- _Stated task_: Within the records that follow, find every line containing the string "bosatt". Copy those lines.

Data records

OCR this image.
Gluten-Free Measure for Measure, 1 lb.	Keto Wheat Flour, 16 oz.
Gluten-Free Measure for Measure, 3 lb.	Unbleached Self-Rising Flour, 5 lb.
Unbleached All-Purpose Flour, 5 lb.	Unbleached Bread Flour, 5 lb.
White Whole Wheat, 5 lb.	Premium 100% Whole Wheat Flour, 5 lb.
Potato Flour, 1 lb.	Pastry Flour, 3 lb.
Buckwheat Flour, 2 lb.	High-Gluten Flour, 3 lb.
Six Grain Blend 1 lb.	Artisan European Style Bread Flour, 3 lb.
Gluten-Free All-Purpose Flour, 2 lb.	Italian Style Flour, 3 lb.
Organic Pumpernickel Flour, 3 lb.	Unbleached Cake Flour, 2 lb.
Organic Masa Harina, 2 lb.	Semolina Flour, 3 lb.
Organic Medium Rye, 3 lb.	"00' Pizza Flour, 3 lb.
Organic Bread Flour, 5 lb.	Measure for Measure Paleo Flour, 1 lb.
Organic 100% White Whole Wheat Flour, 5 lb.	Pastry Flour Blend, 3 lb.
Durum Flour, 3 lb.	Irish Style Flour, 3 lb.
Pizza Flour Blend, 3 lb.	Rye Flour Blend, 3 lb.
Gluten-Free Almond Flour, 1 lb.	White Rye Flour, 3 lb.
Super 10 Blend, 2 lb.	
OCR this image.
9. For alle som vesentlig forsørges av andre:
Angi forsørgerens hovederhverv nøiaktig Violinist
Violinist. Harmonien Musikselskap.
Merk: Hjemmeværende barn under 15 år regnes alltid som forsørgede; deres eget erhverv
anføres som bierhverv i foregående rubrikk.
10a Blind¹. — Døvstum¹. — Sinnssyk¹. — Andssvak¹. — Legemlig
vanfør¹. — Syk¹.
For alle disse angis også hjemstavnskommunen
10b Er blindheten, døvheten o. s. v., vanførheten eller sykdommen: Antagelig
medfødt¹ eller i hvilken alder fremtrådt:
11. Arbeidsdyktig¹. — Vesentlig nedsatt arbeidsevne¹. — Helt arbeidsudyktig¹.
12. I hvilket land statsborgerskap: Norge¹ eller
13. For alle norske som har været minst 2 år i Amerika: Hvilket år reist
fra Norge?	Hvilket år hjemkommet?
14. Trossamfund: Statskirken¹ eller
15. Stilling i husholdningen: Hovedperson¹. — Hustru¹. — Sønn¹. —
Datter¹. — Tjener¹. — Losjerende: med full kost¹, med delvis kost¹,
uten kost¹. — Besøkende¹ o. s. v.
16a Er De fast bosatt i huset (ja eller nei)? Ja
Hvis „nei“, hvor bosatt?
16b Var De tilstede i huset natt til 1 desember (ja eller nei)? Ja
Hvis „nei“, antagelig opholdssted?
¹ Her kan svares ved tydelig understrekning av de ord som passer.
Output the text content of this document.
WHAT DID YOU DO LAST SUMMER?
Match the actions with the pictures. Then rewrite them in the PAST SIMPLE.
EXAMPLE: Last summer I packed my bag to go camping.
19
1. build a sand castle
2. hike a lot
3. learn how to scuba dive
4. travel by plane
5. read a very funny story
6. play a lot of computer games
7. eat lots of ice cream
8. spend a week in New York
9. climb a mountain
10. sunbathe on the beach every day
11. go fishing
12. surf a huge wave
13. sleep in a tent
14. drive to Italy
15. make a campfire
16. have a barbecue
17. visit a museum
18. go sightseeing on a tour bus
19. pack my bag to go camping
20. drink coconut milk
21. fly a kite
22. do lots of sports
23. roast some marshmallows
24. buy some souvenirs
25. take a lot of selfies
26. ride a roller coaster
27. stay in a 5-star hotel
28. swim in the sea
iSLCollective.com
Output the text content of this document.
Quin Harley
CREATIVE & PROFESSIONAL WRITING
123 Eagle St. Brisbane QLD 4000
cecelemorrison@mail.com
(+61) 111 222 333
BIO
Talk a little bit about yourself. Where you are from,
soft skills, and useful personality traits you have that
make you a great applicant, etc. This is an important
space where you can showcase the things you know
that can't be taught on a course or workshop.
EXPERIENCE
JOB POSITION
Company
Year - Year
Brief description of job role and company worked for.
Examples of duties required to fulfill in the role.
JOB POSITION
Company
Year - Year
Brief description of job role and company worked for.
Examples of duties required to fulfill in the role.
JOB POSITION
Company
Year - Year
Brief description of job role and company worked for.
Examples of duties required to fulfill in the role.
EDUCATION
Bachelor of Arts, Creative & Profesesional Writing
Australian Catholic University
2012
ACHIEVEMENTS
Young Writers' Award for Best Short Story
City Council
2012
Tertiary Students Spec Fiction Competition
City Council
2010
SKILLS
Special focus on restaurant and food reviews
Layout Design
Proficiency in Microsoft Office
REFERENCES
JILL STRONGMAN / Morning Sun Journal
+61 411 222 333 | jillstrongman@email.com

- _Solved problem_:
16a Er De fast bosatt i huset (ja eller nei)? Ja
Hvis „nei“, hvor bosatt?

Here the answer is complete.